What is asked:
Extract everything from the start of the material down to the line containing "scale-label: 33 [612,25,623,35]", both ends included, and reproduce those lines unchanged.

Data supplied:
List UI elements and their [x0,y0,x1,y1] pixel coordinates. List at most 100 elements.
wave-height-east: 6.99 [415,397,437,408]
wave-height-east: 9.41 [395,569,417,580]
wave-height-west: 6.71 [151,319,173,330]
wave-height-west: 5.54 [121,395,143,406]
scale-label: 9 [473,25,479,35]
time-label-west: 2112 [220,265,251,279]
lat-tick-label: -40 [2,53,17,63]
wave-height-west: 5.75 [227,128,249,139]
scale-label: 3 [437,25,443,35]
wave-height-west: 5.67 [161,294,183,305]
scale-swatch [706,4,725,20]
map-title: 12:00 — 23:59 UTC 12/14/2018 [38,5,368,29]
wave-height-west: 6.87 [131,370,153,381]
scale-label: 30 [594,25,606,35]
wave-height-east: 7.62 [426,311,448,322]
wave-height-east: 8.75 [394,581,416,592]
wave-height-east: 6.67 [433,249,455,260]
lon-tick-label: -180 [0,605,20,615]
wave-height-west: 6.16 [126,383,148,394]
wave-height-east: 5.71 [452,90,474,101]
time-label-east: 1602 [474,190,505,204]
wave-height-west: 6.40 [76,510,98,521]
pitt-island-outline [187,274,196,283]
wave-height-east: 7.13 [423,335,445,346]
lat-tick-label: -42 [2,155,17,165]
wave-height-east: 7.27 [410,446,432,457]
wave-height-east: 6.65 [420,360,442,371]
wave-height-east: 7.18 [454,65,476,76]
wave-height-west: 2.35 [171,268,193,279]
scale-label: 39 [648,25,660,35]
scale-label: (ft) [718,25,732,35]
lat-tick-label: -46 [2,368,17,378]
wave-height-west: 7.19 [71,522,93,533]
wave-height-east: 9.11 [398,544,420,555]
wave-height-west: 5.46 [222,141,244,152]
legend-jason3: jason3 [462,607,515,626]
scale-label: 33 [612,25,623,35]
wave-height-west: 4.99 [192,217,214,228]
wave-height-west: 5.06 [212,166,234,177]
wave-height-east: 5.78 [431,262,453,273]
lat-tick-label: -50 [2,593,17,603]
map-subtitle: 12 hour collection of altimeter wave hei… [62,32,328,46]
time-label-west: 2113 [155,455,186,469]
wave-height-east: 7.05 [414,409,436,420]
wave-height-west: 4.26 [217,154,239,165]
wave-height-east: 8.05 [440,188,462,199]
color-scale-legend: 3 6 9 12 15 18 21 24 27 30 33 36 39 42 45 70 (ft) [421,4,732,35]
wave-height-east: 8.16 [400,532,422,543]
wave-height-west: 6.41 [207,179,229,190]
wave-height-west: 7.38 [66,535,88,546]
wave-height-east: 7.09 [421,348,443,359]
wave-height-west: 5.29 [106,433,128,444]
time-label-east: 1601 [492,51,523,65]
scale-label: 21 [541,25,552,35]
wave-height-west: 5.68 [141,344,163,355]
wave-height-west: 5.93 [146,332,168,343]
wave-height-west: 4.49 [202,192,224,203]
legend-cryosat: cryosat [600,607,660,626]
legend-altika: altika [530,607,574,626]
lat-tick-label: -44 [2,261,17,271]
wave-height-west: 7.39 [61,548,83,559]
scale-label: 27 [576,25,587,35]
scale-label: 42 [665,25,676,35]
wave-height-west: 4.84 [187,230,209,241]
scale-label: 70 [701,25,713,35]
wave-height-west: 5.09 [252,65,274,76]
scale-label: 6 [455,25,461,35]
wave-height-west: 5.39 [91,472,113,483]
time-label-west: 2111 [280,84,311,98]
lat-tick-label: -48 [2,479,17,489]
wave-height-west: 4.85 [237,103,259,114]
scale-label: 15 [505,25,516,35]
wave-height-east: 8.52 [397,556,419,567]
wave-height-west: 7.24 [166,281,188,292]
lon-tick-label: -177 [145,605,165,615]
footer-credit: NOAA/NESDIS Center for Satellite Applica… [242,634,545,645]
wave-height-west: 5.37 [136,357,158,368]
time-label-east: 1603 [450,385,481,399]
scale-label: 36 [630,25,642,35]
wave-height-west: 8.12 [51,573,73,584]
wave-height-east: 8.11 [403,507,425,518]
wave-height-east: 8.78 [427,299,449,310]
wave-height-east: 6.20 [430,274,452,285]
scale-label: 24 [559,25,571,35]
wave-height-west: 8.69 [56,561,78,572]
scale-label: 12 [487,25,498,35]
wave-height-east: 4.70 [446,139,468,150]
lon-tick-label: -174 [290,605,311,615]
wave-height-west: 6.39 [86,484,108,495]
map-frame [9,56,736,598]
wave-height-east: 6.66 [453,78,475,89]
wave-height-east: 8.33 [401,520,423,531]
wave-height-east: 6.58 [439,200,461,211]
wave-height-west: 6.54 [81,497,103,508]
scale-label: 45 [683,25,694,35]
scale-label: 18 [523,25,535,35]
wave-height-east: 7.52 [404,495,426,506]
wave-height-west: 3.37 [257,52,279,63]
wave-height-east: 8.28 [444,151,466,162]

Solution:
List UI elements and their [x0,y0,x1,y1] pixel coordinates. List at most 100 elements.
wave-height-east: 6.99 [415,397,437,408]
wave-height-east: 9.41 [395,569,417,580]
wave-height-west: 6.71 [151,319,173,330]
wave-height-west: 5.54 [121,395,143,406]
scale-label: 9 [473,25,479,35]
time-label-west: 2112 [220,265,251,279]
lat-tick-label: -40 [2,53,17,63]
wave-height-west: 5.75 [227,128,249,139]
scale-label: 3 [437,25,443,35]
wave-height-west: 5.67 [161,294,183,305]
scale-swatch [706,4,725,20]
map-title: 12:00 — 23:59 UTC 12/14/2018 [38,5,368,29]
wave-height-west: 6.87 [131,370,153,381]
scale-label: 30 [594,25,606,35]
wave-height-east: 7.62 [426,311,448,322]
wave-height-east: 8.75 [394,581,416,592]
wave-height-east: 6.67 [433,249,455,260]
lon-tick-label: -180 [0,605,20,615]
wave-height-west: 6.16 [126,383,148,394]
wave-height-east: 5.71 [452,90,474,101]
time-label-east: 1602 [474,190,505,204]
wave-height-west: 6.40 [76,510,98,521]
pitt-island-outline [187,274,196,283]
wave-height-east: 7.13 [423,335,445,346]
lat-tick-label: -42 [2,155,17,165]
wave-height-east: 7.27 [410,446,432,457]
wave-height-east: 6.65 [420,360,442,371]
wave-height-east: 7.18 [454,65,476,76]
wave-height-west: 2.35 [171,268,193,279]
scale-label: 39 [648,25,660,35]
scale-label: (ft) [718,25,732,35]
lat-tick-label: -46 [2,368,17,378]
wave-height-west: 7.19 [71,522,93,533]
wave-height-east: 9.11 [398,544,420,555]
wave-height-west: 5.46 [222,141,244,152]
legend-jason3: jason3 [462,607,515,626]
scale-label: 33 [612,25,623,35]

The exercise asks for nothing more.